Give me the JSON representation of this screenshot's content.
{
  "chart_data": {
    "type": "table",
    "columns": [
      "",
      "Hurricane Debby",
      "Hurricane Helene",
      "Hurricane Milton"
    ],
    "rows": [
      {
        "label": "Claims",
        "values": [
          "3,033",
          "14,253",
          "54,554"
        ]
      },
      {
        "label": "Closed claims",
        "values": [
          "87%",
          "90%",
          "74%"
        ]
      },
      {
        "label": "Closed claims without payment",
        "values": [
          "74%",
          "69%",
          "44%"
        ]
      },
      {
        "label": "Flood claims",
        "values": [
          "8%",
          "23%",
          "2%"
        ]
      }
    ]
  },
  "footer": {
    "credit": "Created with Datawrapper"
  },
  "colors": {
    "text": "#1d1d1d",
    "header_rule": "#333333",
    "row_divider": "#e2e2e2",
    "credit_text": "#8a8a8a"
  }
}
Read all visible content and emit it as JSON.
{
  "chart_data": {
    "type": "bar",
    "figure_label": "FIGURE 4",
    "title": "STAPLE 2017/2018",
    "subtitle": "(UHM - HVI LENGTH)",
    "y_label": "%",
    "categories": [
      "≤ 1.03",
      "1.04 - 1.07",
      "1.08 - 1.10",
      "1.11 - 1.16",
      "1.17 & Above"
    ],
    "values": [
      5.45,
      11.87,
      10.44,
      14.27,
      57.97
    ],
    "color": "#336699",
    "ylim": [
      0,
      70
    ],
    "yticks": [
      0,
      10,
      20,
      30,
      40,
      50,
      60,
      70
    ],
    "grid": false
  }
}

+--

What to do -
Reproduce each record shown above without altering a single word.

Worked answer -
Give me the JSON representation of this screenshot's content.
{
  "chart_data": {
    "type": "table",
    "columns": [
      "",
      "Hurricane Debby",
      "Hurricane Helene",
      "Hurricane Milton"
    ],
    "rows": [
      {
        "label": "Claims",
        "values": [
          "3,033",
          "14,253",
          "54,554"
        ]
      },
      {
        "label": "Closed claims",
        "values": [
          "87%",
          "90%",
          "74%"
        ]
      },
      {
        "label": "Closed claims without payment",
        "values": [
          "74%",
          "69%",
          "44%"
        ]
      },
      {
        "label": "Flood claims",
        "values": [
          "8%",
          "23%",
          "2%"
        ]
      }
    ]
  },
  "footer": {
    "credit": "Created with Datawrapper"
  },
  "colors": {
    "text": "#1d1d1d",
    "header_rule": "#333333",
    "row_divider": "#e2e2e2",
    "credit_text": "#8a8a8a"
  }
}
Read all visible content and emit it as JSON.
{
  "chart_data": {
    "type": "bar",
    "figure_label": "FIGURE 4",
    "title": "STAPLE 2017/2018",
    "subtitle": "(UHM - HVI LENGTH)",
    "y_label": "%",
    "categories": [
      "≤ 1.03",
      "1.04 - 1.07",
      "1.08 - 1.10",
      "1.11 - 1.16",
      "1.17 & Above"
    ],
    "values": [
      5.45,
      11.87,
      10.44,
      14.27,
      57.97
    ],
    "color": "#336699",
    "ylim": [
      0,
      70
    ],
    "yticks": [
      0,
      10,
      20,
      30,
      40,
      50,
      60,
      70
    ],
    "grid": false
  }
}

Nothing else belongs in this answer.